[Saved entries]
## Start
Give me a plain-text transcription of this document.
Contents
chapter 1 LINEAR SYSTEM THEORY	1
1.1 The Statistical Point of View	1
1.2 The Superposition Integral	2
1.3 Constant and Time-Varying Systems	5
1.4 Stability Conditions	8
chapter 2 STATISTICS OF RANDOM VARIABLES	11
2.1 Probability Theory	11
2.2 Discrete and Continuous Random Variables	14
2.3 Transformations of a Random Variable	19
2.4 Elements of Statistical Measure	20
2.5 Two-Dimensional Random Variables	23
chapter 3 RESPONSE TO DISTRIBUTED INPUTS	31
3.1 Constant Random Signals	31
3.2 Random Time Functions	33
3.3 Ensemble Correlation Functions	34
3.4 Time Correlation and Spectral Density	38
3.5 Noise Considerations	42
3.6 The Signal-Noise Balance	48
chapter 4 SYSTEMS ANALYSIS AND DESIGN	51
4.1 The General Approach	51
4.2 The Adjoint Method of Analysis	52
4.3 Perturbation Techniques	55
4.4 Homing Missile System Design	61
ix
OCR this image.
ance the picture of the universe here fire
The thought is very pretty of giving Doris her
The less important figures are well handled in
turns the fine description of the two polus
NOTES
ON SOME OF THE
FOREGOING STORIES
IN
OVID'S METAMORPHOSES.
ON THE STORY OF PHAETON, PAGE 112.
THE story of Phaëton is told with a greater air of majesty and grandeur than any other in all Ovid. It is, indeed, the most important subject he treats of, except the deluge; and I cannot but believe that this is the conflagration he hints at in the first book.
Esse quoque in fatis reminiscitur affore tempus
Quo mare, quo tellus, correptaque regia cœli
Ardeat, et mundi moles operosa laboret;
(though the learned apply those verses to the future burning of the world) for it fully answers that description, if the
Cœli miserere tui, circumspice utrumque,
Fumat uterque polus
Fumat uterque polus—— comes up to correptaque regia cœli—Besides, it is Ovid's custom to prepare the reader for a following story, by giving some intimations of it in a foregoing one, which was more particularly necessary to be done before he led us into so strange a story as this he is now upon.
## End
- _Given request_
Repeat the records above in full, character for character.

- _Finished answer_
Give me a plain-text transcription of this document.
Contents
chapter 1 LINEAR SYSTEM THEORY	1
1.1 The Statistical Point of View	1
1.2 The Superposition Integral	2
1.3 Constant and Time-Varying Systems	5
1.4 Stability Conditions	8
chapter 2 STATISTICS OF RANDOM VARIABLES	11
2.1 Probability Theory	11
2.2 Discrete and Continuous Random Variables	14
2.3 Transformations of a Random Variable	19
2.4 Elements of Statistical Measure	20
2.5 Two-Dimensional Random Variables	23
chapter 3 RESPONSE TO DISTRIBUTED INPUTS	31
3.1 Constant Random Signals	31
3.2 Random Time Functions	33
3.3 Ensemble Correlation Functions	34
3.4 Time Correlation and Spectral Density	38
3.5 Noise Considerations	42
3.6 The Signal-Noise Balance	48
chapter 4 SYSTEMS ANALYSIS AND DESIGN	51
4.1 The General Approach	51
4.2 The Adjoint Method of Analysis	52
4.3 Perturbation Techniques	55
4.4 Homing Missile System Design	61
ix
OCR this image.
ance the picture of the universe here fire
The thought is very pretty of giving Doris her
The less important figures are well handled in
turns the fine description of the two polus
NOTES
ON SOME OF THE
FOREGOING STORIES
IN
OVID'S METAMORPHOSES.
ON THE STORY OF PHAETON, PAGE 112.
THE story of Phaëton is told with a greater air of majesty and grandeur than any other in all Ovid. It is, indeed, the most important subject he treats of, except the deluge; and I cannot but believe that this is the conflagration he hints at in the first book.
Esse quoque in fatis reminiscitur affore tempus
Quo mare, quo tellus, correptaque regia cœli
Ardeat, et mundi moles operosa laboret;
(though the learned apply those verses to the future burning of the world) for it fully answers that description, if the
Cœli miserere tui, circumspice utrumque,
Fumat uterque polus
Fumat uterque polus—— comes up to correptaque regia cœli—Besides, it is Ovid's custom to prepare the reader for a following story, by giving some intimations of it in a foregoing one, which was more particularly necessary to be done before he led us into so strange a story as this he is now upon.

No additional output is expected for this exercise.